-- RECORD EXCERPTS --

-=-=-

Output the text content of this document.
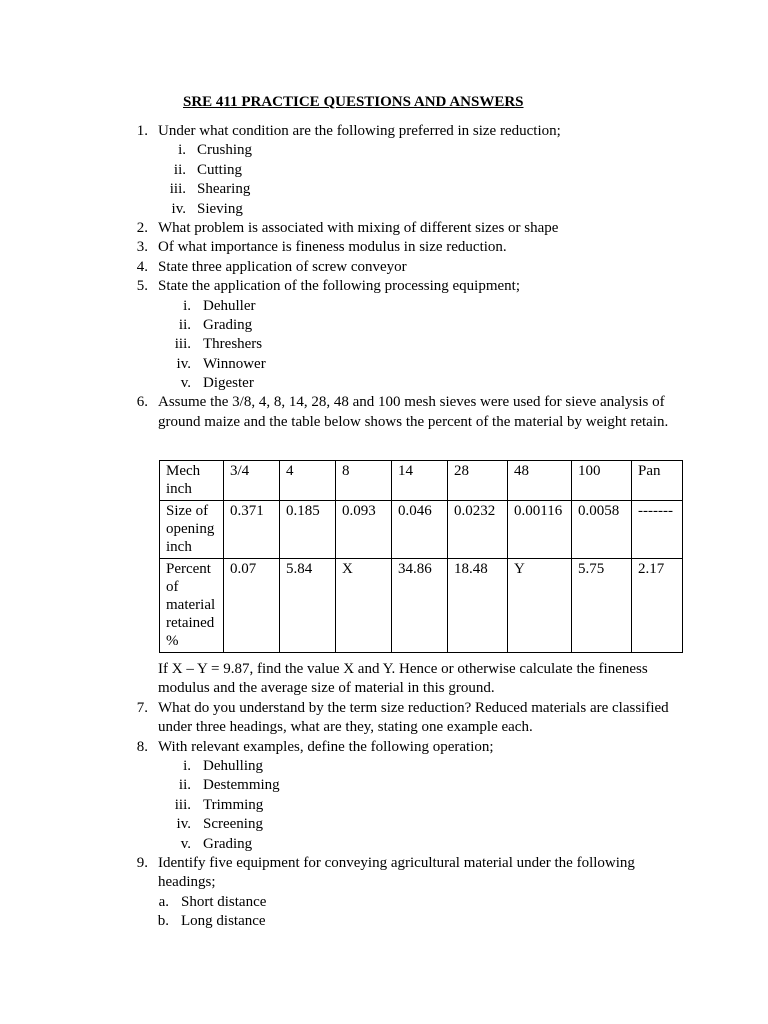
SRE 411 PRACTICE QUESTIONS AND ANSWERS
1. Under what condition are the following preferred in size reduction;
i. Crushing
ii. Cutting
iii. Shearing
iv. Sieving
2. What problem is associated with mixing of different sizes or shape
3. Of what importance is fineness modulus in size reduction.
4. State three application of screw conveyor
5. State the application of the following processing equipment;
i. Dehuller
ii. Grading
iii. Threshers
iv. Winnower
v. Digester
6. Assume the 3/8, 4, 8, 14, 28, 48 and 100 mesh sieves were used for sieve analysis of
ground maize and the table below shows the percent of the material by weight retain.
Mech inch	3/4	4	8	14	28	48	100	Pan

Size of opening inch	0.371	0.185	0.093	0.046	0.0232	0.00116	0.0058	-------

Percent of material retained %	0.07	5.84	X	34.86	18.48	Y	5.75	2.17
If X – Y = 9.87, find the value X and Y. Hence or otherwise calculate the fineness
modulus and the average size of material in this ground.
7. What do you understand by the term size reduction? Reduced materials are classified
under three headings, what are they, stating one example each.
8. With relevant examples, define the following operation;
i. Dehulling
ii. Destemming
iii. Trimming
iv. Screening
v. Grading
9. Identify five equipment for conveying agricultural material under the following
headings;
a. Short distance
b. Long distance
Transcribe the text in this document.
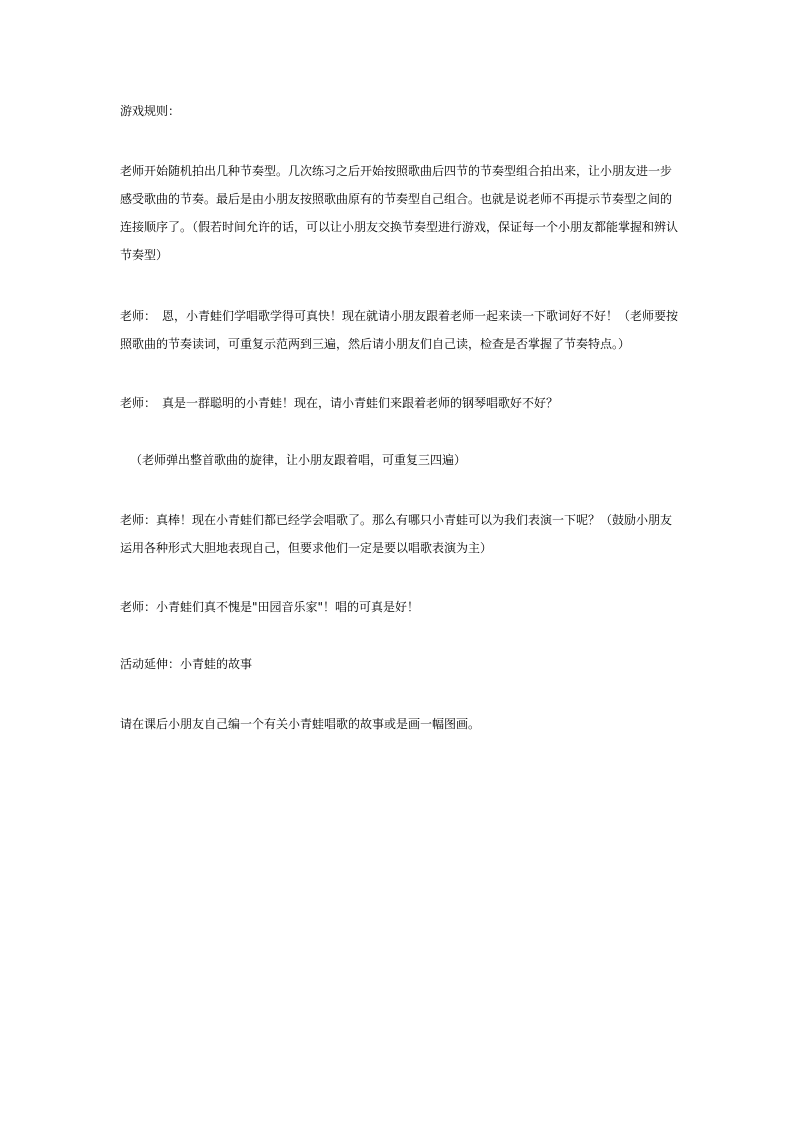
游戏规则：

老师开始随机拍出几种节奏型。几次练习之后开始按照歌曲后四节的节奏型组合拍出来，让小朋友进一步感受歌曲的节奏。最后是由小朋友按照歌曲原有的节奏型自己组合。也就是说老师不再提示节奏型之间的连接顺序了。（假若时间允许的话，可以让小朋友交换节奏型进行游戏，保证每一个小朋友都能掌握和辨认节奏型）

老师：　恩，小青蛙们学唱歌学得可真快！现在就请小朋友跟着老师一起来读一下歌词好不好！（老师要按照歌曲的节奏读词，可重复示范两到三遍，然后请小朋友们自己读，检查是否掌握了节奏特点。）

老师：　真是一群聪明的小青蛙！现在，请小青蛙们来跟着老师的钢琴唱歌好不好？

（老师弹出整首歌曲的旋律，让小朋友跟着唱，可重复三四遍）

老师：真棒！现在小青蛙们都已经学会唱歌了。那么有哪只小青蛙可以为我们表演一下呢？（鼓励小朋友运用各种形式大胆地表现自己，但要求他们一定是要以唱歌表演为主）

老师：小青蛙们真不愧是"田园音乐家"！唱的可真是好！

活动延伸：小青蛙的故事

请在课后小朋友自己编一个有关小青蛙唱歌的故事或是画一幅图画。
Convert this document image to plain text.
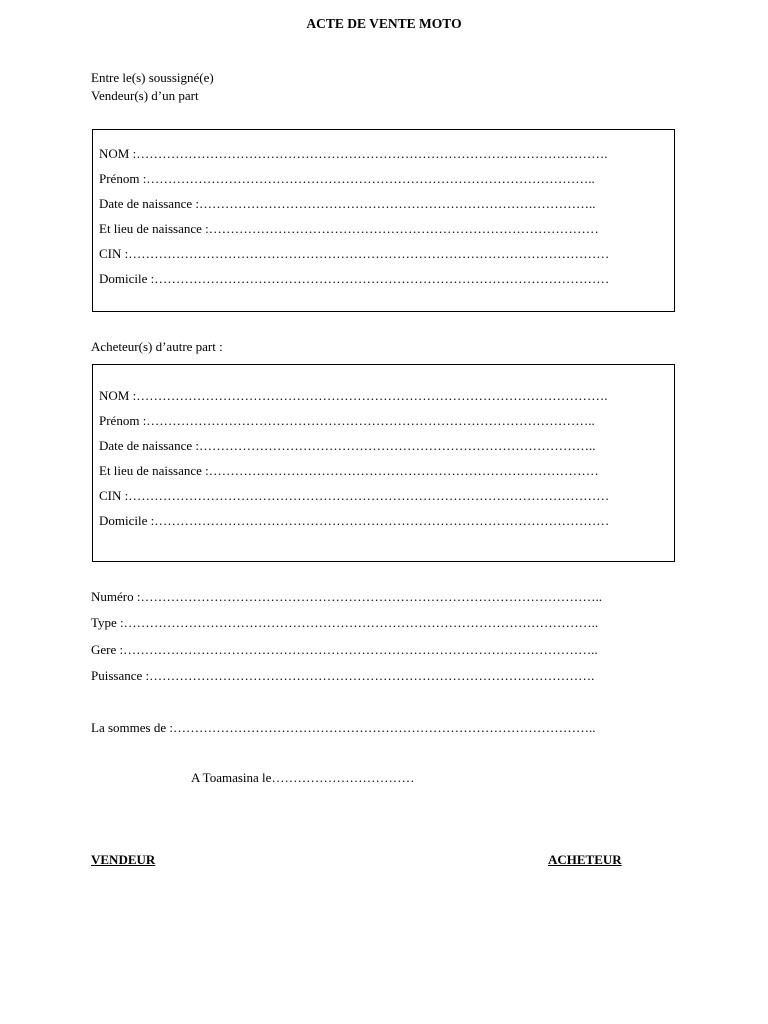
ACTE DE VENTE MOTO
Entre le(s) soussigné(e)
Vendeur(s) d’un part
NOM :……………………………………………………………………………………………….
Prénom :…………………………………………………………………………………………..
Date de naissance :………………………………………………………………………………..
Et lieu de naissance :………………………………………………………………………………
CIN :…………………………………………………………………………………………………
Domicile :……………………………………………………………………………………………
Acheteur(s) d’autre part :
NOM :……………………………………………………………………………………………….
Prénom :…………………………………………………………………………………………..
Date de naissance :………………………………………………………………………………..
Et lieu de naissance :………………………………………………………………………………
CIN :…………………………………………………………………………………………………
Domicile :……………………………………………………………………………………………
Numéro :……………………………………………………………………………………………..
Type :………………………………………………………………………………………………..
Gere :………………………………………………………………………………………………..
Puissance :………………………………………………………………………………………….
La sommes de :……………………………………………………………………………………..
A Toamasina le……………………………
VENDEUR	ACHETEUR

-=-=-

-- STATED TASK --
From the entries above, list each line with "application" in it.

-- WRITTEN ANSWER --
4. State three application of screw conveyor
5. State the application of the following processing equipment;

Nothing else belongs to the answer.